Stored items
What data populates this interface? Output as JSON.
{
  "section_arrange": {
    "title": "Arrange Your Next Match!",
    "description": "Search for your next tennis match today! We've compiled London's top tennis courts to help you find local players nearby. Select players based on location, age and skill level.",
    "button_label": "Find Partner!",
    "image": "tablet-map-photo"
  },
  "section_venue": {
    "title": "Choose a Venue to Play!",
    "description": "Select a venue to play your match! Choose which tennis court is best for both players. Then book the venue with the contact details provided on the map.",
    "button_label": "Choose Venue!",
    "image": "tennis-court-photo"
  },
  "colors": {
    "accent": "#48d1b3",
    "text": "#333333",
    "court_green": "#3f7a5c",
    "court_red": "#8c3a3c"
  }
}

▸ **BRIEF**: Say, as a bare number, how many lines in the entries above include the string "Select".

▸ **PROBLEM SOLUTION**: 2